[Objective]
Quote the listing below in its entirety, omitting every image.

[Stored records]
····················
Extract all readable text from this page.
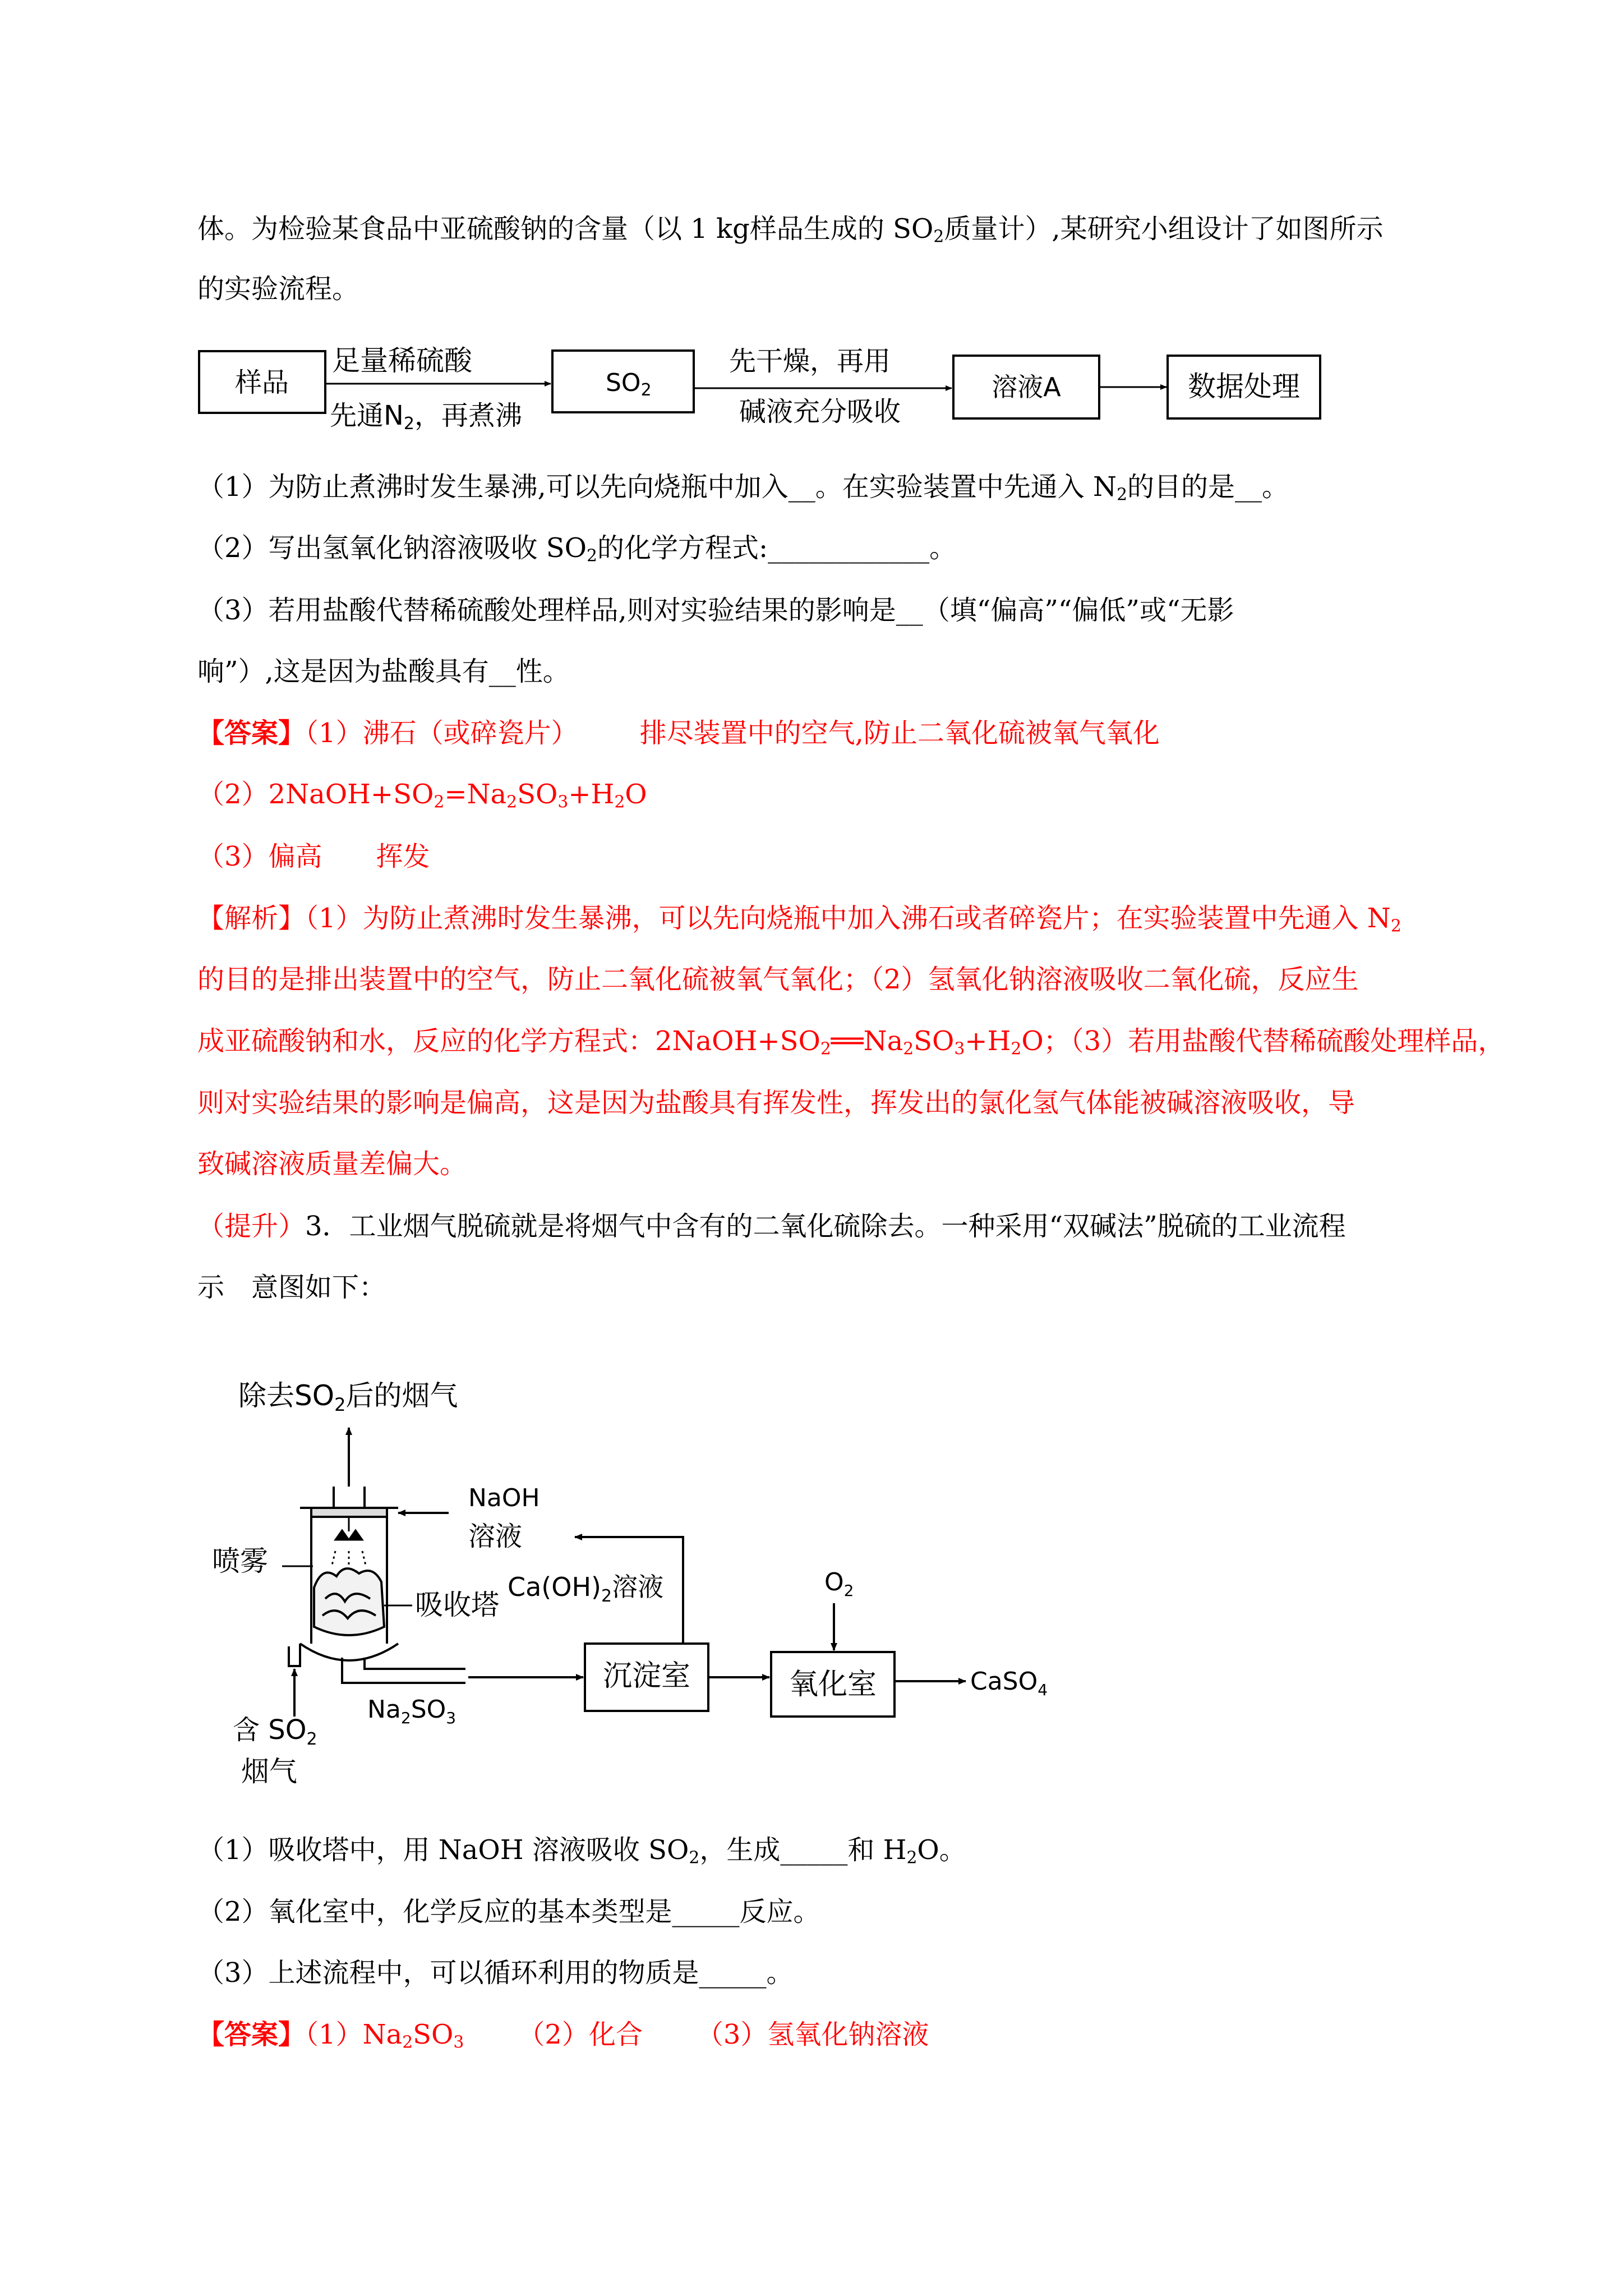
体。为检验某食品中亚硫酸钠的含量（以 1 kg样品生成的 $SO_2$质量计）,某研究小组设计了如图所示
的实验流程。
样品
足量稀硫酸
先通N2，再煮沸
SO2
先干燥，再用
碱液充分吸收
溶液A	数据处理
（1）为防止煮沸时发生暴沸,可以先向烧瓶中加入__。在实验装置中先通入 $N_2$的目的是__。
（2）写出氢氧化钠溶液吸收 $SO_2$的化学方程式:____________。
（3）若用盐酸代替稀硫酸处理样品,则对实验结果的影响是__（填“偏高”“偏低”或“无影
响”）,这是因为盐酸具有__性。
【答案】（1）沸石（或碎瓷片） 排尽装置中的空气,防止二氧化硫被氧气氧化
$(2)2NaOH+SO_2=Na_2SO_3+H_2O$
（3）偏高 挥发
【解析】（1）为防止煮沸时发生暴沸，可以先向烧瓶中加入沸石或者碎瓷片；在实验装置中先通入 $N_2$
的目的是排出装置中的空气，防止二氧化硫被氧气氧化；（2）氢氧化钠溶液吸收二氧化硫，反应生
成亚硫酸钠和水，反应的化学方程式：$2NaOH+SO_2══Na_2SO_3+H_2O$；（3）若用盐酸代替稀硫酸处理样品，
则对实验结果的影响是偏高，这是因为盐酸具有挥发性，挥发出的氯化氢气体能被碱溶液吸收，导
致碱溶液质量差偏大。
（提升）3．工业烟气脱硫就是将烟气中含有的二氧化硫除去。一种采用“双碱法”脱硫的工业流程
示　意图如下：
除去$SO_2$后的烟气
NaOH
溶液
喷雾
吸收塔
$Ca(OH)_2$溶液	$O_2$
$Na_2SO_3$
沉淀室	氧化室	CaSO$_4$
含 $SO_2$
烟气
（1）吸收塔中，用 NaOH 溶液吸收 $SO_2$，生成_____和 $H_2O$。
（2）氧化室中，化学反应的基本类型是_____反应。
（3）上述流程中，可以循环利用的物质是_____。
【答案】$(1)Na_2SO_3$ （2）化合 （3）氢氧化钠溶液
····················
[Response for this exercise]
Extract all readable text from this page.
体。为检验某食品中亚硫酸钠的含量（以 1 kg样品生成的 $SO_2$质量计）,某研究小组设计了如图所示
的实验流程。
样品
足量稀硫酸
先通N2，再煮沸
SO2
先干燥，再用
碱液充分吸收
溶液A	数据处理
（1）为防止煮沸时发生暴沸,可以先向烧瓶中加入__。在实验装置中先通入 $N_2$的目的是__。
（2）写出氢氧化钠溶液吸收 $SO_2$的化学方程式:____________。
（3）若用盐酸代替稀硫酸处理样品,则对实验结果的影响是__（填“偏高”“偏低”或“无影
响”）,这是因为盐酸具有__性。
【答案】（1）沸石（或碎瓷片） 排尽装置中的空气,防止二氧化硫被氧气氧化
$(2)2NaOH+SO_2=Na_2SO_3+H_2O$
（3）偏高 挥发
【解析】（1）为防止煮沸时发生暴沸，可以先向烧瓶中加入沸石或者碎瓷片；在实验装置中先通入 $N_2$
的目的是排出装置中的空气，防止二氧化硫被氧气氧化；（2）氢氧化钠溶液吸收二氧化硫，反应生
成亚硫酸钠和水，反应的化学方程式：$2NaOH+SO_2══Na_2SO_3+H_2O$；（3）若用盐酸代替稀硫酸处理样品，
则对实验结果的影响是偏高，这是因为盐酸具有挥发性，挥发出的氯化氢气体能被碱溶液吸收，导
致碱溶液质量差偏大。
（提升）3．工业烟气脱硫就是将烟气中含有的二氧化硫除去。一种采用“双碱法”脱硫的工业流程
示　意图如下：
除去$SO_2$后的烟气
NaOH
溶液
喷雾
吸收塔
$Ca(OH)_2$溶液	$O_2$
$Na_2SO_3$
沉淀室	氧化室	CaSO$_4$
含 $SO_2$
烟气
（1）吸收塔中，用 NaOH 溶液吸收 $SO_2$，生成_____和 $H_2O$。
（2）氧化室中，化学反应的基本类型是_____反应。
（3）上述流程中，可以循环利用的物质是_____。
【答案】$(1)Na_2SO_3$ （2）化合 （3）氢氧化钠溶液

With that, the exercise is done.